> [INSTRUCTIONS TO FOLLOW] Exclude the pictures and retype the entries as written.

# SOURCE MATERIAL start

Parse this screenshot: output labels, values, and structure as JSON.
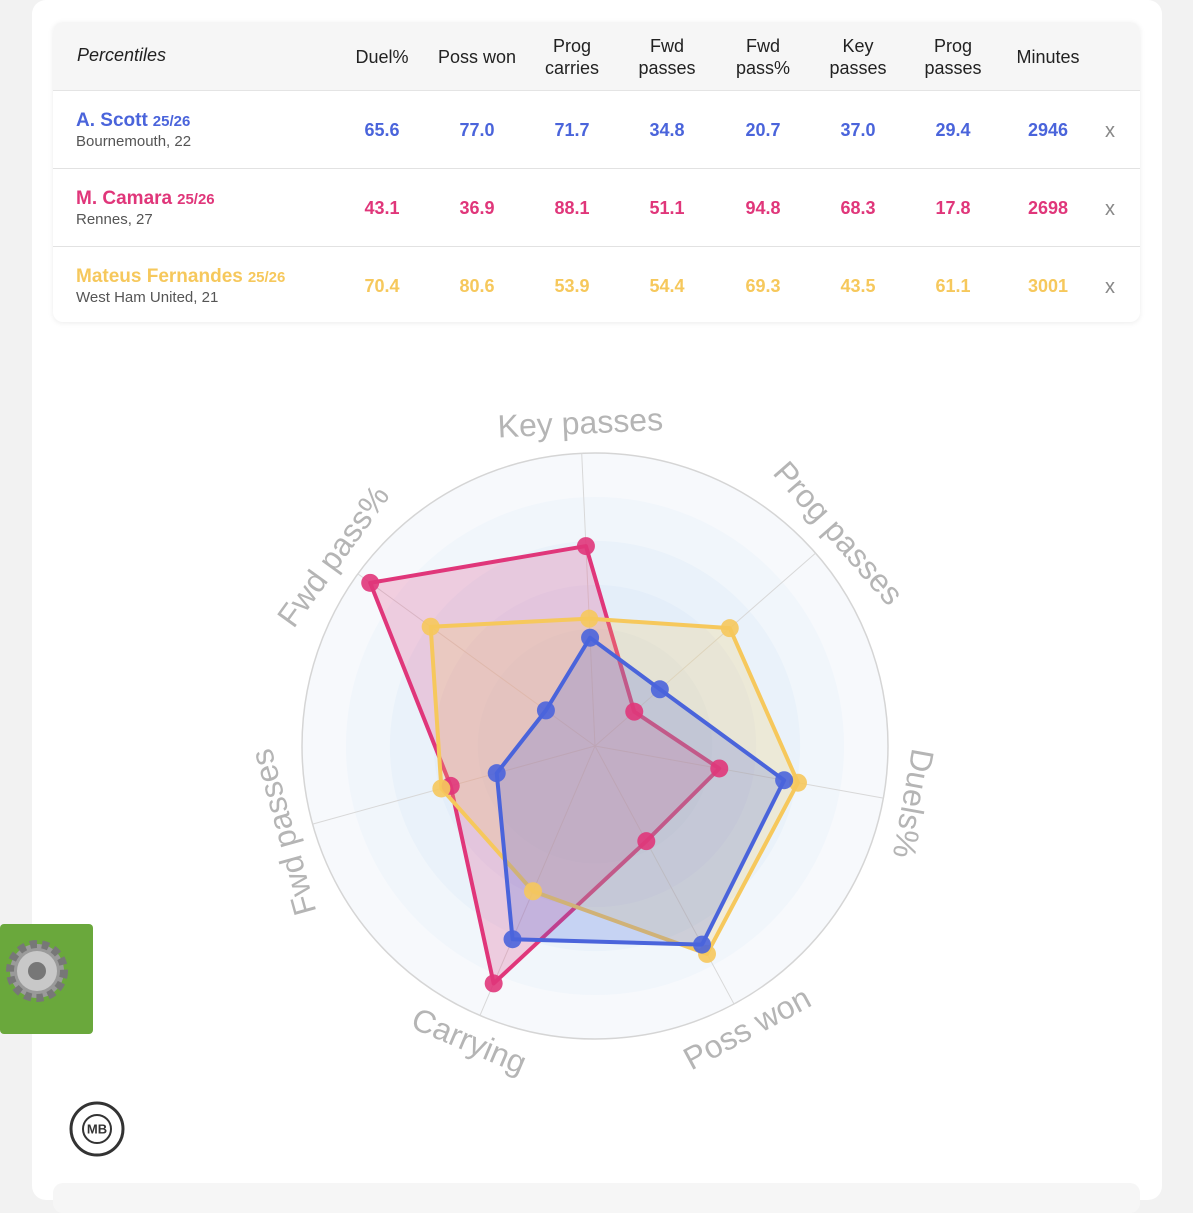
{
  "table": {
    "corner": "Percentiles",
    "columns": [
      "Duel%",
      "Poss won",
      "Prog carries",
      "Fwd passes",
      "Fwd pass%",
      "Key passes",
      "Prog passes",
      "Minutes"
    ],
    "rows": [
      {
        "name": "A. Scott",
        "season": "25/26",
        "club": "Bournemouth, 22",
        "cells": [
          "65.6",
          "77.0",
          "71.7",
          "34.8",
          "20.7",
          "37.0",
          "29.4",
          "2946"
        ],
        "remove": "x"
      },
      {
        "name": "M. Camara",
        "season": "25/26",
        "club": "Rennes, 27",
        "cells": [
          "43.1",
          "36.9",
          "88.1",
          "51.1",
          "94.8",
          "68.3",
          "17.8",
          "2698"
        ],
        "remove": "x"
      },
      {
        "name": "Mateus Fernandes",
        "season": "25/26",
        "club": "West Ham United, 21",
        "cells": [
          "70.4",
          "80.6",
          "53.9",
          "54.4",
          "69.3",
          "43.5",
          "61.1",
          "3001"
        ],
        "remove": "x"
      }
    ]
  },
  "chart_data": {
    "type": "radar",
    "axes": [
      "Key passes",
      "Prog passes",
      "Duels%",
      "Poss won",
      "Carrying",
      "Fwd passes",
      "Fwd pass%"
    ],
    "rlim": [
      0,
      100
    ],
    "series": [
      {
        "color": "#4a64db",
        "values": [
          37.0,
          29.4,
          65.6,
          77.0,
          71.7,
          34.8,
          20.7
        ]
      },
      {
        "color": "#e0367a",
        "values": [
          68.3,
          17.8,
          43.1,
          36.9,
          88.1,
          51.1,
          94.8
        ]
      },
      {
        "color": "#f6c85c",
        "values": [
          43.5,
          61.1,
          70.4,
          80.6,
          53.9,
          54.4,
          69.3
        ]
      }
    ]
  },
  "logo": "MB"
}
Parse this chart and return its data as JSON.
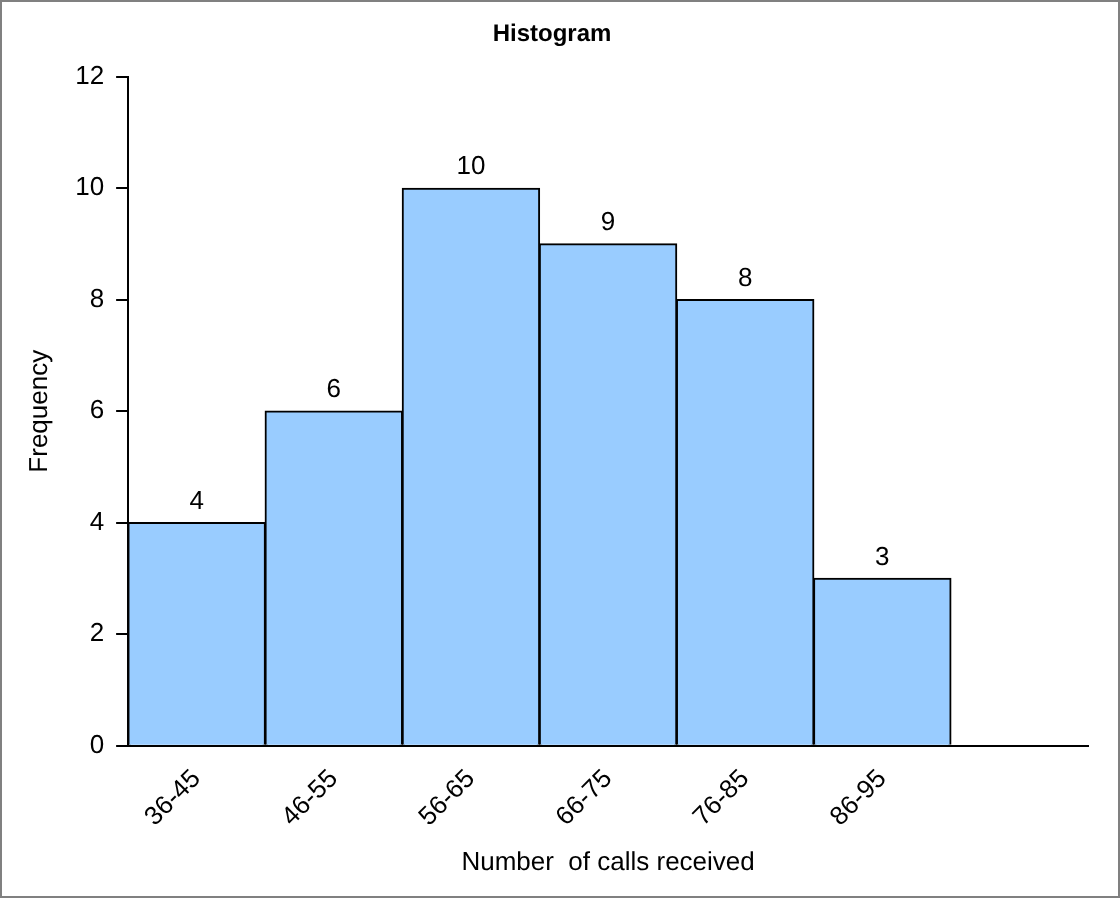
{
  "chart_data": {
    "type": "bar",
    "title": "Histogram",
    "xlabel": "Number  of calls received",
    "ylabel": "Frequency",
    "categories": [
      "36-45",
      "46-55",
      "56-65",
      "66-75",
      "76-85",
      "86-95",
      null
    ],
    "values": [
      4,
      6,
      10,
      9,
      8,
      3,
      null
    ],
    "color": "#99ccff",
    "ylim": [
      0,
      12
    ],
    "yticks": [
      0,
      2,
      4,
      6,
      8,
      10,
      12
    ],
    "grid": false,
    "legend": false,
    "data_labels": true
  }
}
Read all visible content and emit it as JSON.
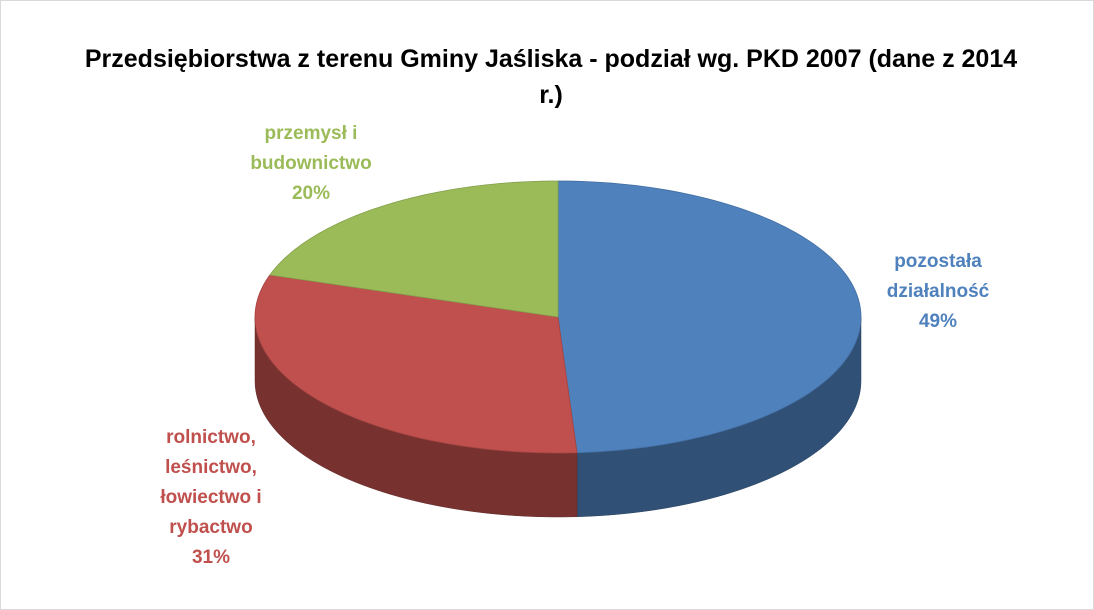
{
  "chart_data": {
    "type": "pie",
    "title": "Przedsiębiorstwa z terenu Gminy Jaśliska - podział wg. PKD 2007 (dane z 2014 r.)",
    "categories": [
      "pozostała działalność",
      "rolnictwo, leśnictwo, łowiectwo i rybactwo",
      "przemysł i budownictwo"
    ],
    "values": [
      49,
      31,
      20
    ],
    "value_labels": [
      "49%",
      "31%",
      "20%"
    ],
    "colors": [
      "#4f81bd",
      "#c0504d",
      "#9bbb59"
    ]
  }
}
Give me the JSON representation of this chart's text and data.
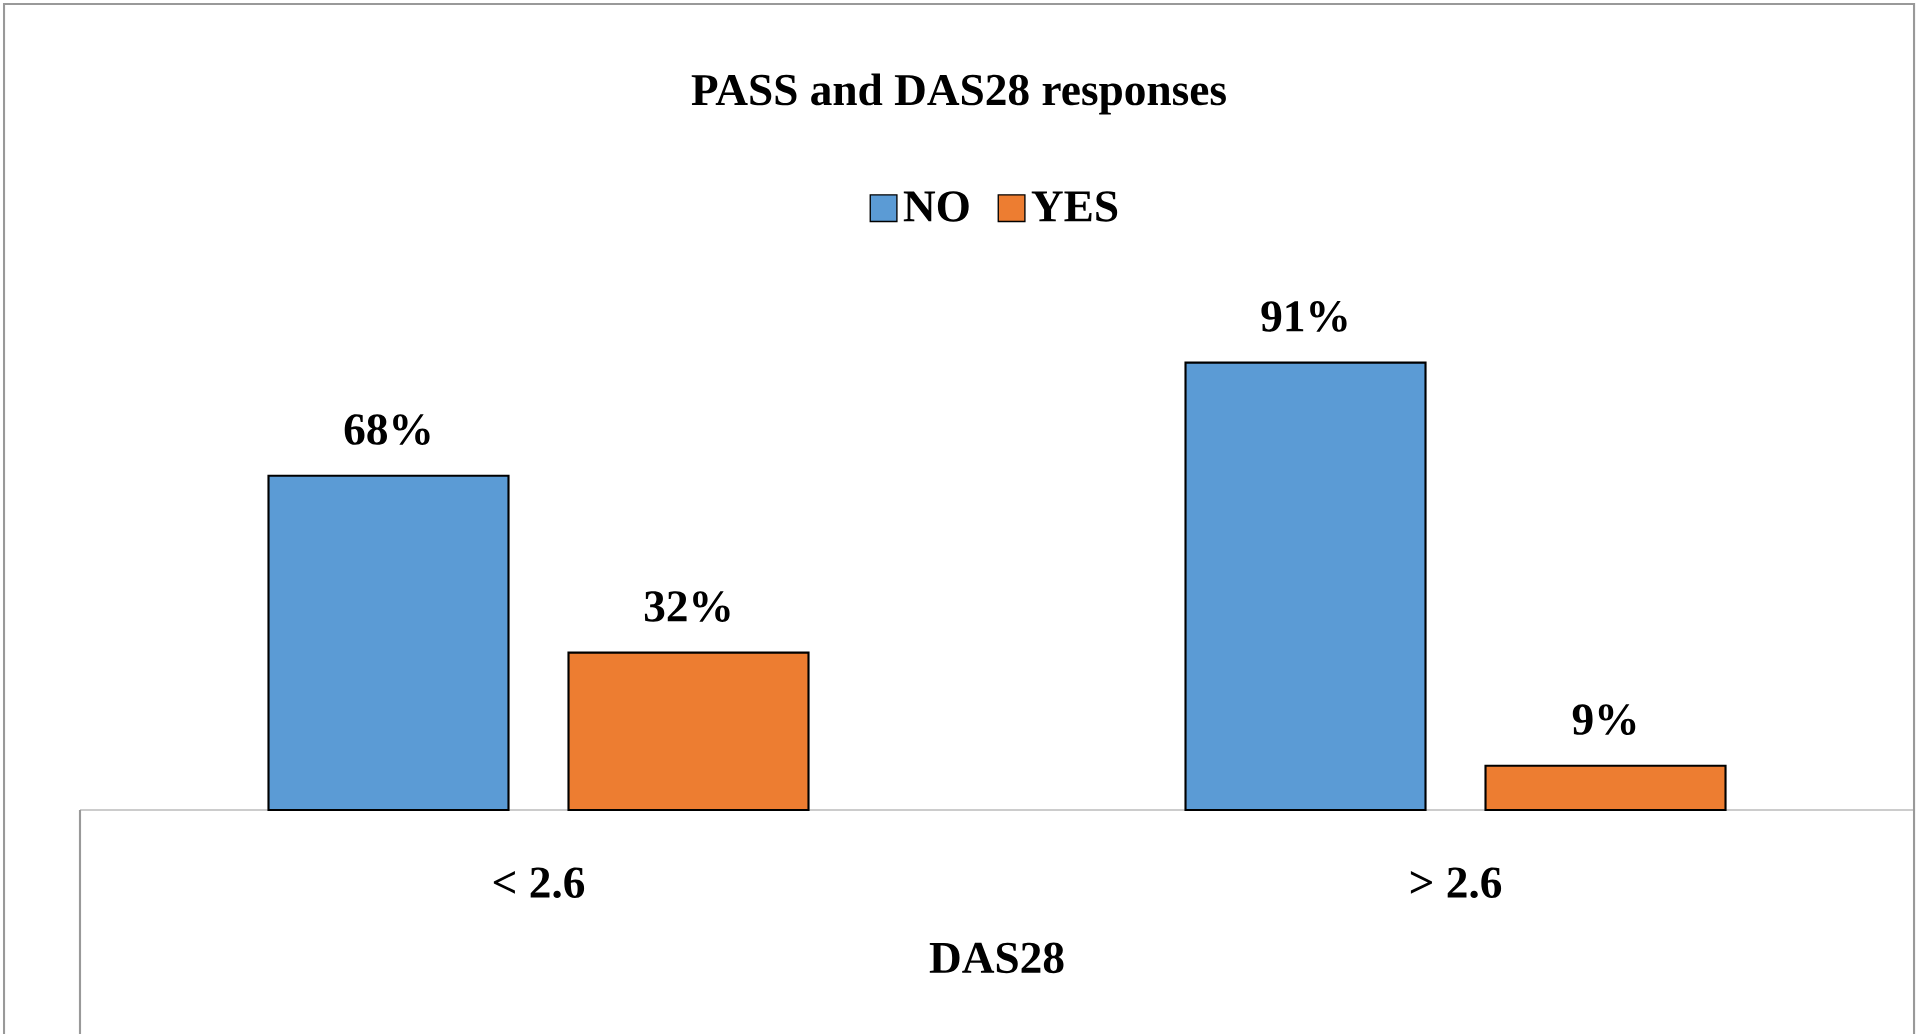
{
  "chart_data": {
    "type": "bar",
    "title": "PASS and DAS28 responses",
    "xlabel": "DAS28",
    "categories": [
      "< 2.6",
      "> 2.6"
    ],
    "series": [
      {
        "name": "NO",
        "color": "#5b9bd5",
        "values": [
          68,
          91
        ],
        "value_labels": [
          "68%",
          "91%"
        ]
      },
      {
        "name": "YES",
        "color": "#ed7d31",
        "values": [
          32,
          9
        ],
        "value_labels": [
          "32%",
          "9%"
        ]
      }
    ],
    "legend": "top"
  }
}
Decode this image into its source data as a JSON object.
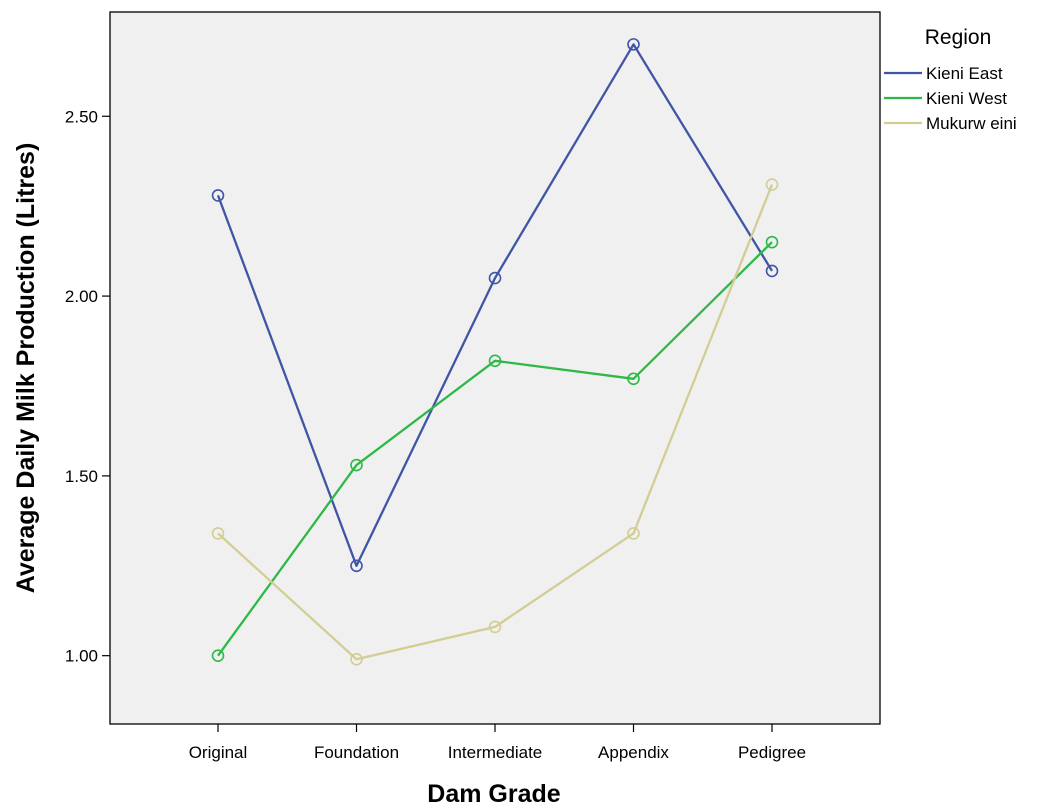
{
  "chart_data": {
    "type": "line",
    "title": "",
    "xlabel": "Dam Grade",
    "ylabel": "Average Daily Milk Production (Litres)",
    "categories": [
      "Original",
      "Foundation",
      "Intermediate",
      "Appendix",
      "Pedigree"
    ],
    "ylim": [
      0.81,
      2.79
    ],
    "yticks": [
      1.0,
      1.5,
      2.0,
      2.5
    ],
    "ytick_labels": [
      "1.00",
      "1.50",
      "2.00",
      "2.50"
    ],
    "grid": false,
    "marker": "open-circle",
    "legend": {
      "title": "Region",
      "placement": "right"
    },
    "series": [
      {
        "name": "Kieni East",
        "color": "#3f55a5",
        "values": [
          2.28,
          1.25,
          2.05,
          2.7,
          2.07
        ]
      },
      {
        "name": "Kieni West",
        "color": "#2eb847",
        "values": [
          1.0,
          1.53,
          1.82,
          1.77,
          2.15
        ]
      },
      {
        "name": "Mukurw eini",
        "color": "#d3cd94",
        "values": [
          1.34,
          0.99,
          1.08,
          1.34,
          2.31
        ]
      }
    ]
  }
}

# SOURCE MATERIAL end

> [REPLY TO THE EXERCISE]
Parse this screenshot: output labels, values, and structure as JSON.
{
  "table": {
    "corner": "Percentiles",
    "columns": [
      "Duel%",
      "Poss won",
      "Prog carries",
      "Fwd passes",
      "Fwd pass%",
      "Key passes",
      "Prog passes",
      "Minutes"
    ],
    "rows": [
      {
        "name": "A. Scott",
        "season": "25/26",
        "club": "Bournemouth, 22",
        "cells": [
          "65.6",
          "77.0",
          "71.7",
          "34.8",
          "20.7",
          "37.0",
          "29.4",
          "2946"
        ],
        "remove": "x"
      },
      {
        "name": "M. Camara",
        "season": "25/26",
        "club": "Rennes, 27",
        "cells": [
          "43.1",
          "36.9",
          "88.1",
          "51.1",
          "94.8",
          "68.3",
          "17.8",
          "2698"
        ],
        "remove": "x"
      },
      {
        "name": "Mateus Fernandes",
        "season": "25/26",
        "club": "West Ham United, 21",
        "cells": [
          "70.4",
          "80.6",
          "53.9",
          "54.4",
          "69.3",
          "43.5",
          "61.1",
          "3001"
        ],
        "remove": "x"
      }
    ]
  },
  "chart_data": {
    "type": "radar",
    "axes": [
      "Key passes",
      "Prog passes",
      "Duels%",
      "Poss won",
      "Carrying",
      "Fwd passes",
      "Fwd pass%"
    ],
    "rlim": [
      0,
      100
    ],
    "series": [
      {
        "color": "#4a64db",
        "values": [
          37.0,
          29.4,
          65.6,
          77.0,
          71.7,
          34.8,
          20.7
        ]
      },
      {
        "color": "#e0367a",
        "values": [
          68.3,
          17.8,
          43.1,
          36.9,
          88.1,
          51.1,
          94.8
        ]
      },
      {
        "color": "#f6c85c",
        "values": [
          43.5,
          61.1,
          70.4,
          80.6,
          53.9,
          54.4,
          69.3
        ]
      }
    ]
  },
  "logo": "MB"
}
Parse this chart and return its data as JSON.
{
  "chart_data": {
    "type": "bar",
    "title": "Histogram",
    "xlabel": "Number  of calls received",
    "ylabel": "Frequency",
    "categories": [
      "36-45",
      "46-55",
      "56-65",
      "66-75",
      "76-85",
      "86-95",
      null
    ],
    "values": [
      4,
      6,
      10,
      9,
      8,
      3,
      null
    ],
    "color": "#99ccff",
    "ylim": [
      0,
      12
    ],
    "yticks": [
      0,
      2,
      4,
      6,
      8,
      10,
      12
    ],
    "grid": false,
    "legend": false,
    "data_labels": true
  }
}
Read all visible content and emit it as JSON.
{
  "chart_data": {
    "type": "pie",
    "title": "Przedsiębiorstwa z terenu Gminy Jaśliska - podział wg. PKD 2007 (dane z 2014 r.)",
    "categories": [
      "pozostała działalność",
      "rolnictwo, leśnictwo, łowiectwo i rybactwo",
      "przemysł i budownictwo"
    ],
    "values": [
      49,
      31,
      20
    ],
    "value_labels": [
      "49%",
      "31%",
      "20%"
    ],
    "colors": [
      "#4f81bd",
      "#c0504d",
      "#9bbb59"
    ]
  }
}
Give me the JSON representation of this chart's text and data.
{
  "chart_data": {
    "type": "bar",
    "title": "PASS and DAS28 responses",
    "xlabel": "DAS28",
    "categories": [
      "< 2.6",
      "> 2.6"
    ],
    "series": [
      {
        "name": "NO",
        "color": "#5b9bd5",
        "values": [
          68,
          91
        ],
        "value_labels": [
          "68%",
          "91%"
        ]
      },
      {
        "name": "YES",
        "color": "#ed7d31",
        "values": [
          32,
          9
        ],
        "value_labels": [
          "32%",
          "9%"
        ]
      }
    ],
    "legend": "top"
  }
}
Decode this image into its source data as a JSON object.
{
  "chart_data": {
    "type": "line",
    "title": "",
    "xlabel": "Dam Grade",
    "ylabel": "Average Daily Milk Production (Litres)",
    "categories": [
      "Original",
      "Foundation",
      "Intermediate",
      "Appendix",
      "Pedigree"
    ],
    "ylim": [
      0.81,
      2.79
    ],
    "yticks": [
      1.0,
      1.5,
      2.0,
      2.5
    ],
    "ytick_labels": [
      "1.00",
      "1.50",
      "2.00",
      "2.50"
    ],
    "grid": false,
    "marker": "open-circle",
    "legend": {
      "title": "Region",
      "placement": "right"
    },
    "series": [
      {
        "name": "Kieni East",
        "color": "#3f55a5",
        "values": [
          2.28,
          1.25,
          2.05,
          2.7,
          2.07
        ]
      },
      {
        "name": "Kieni West",
        "color": "#2eb847",
        "values": [
          1.0,
          1.53,
          1.82,
          1.77,
          2.15
        ]
      },
      {
        "name": "Mukurw eini",
        "color": "#d3cd94",
        "values": [
          1.34,
          0.99,
          1.08,
          1.34,
          2.31
        ]
      }
    ]
  }
}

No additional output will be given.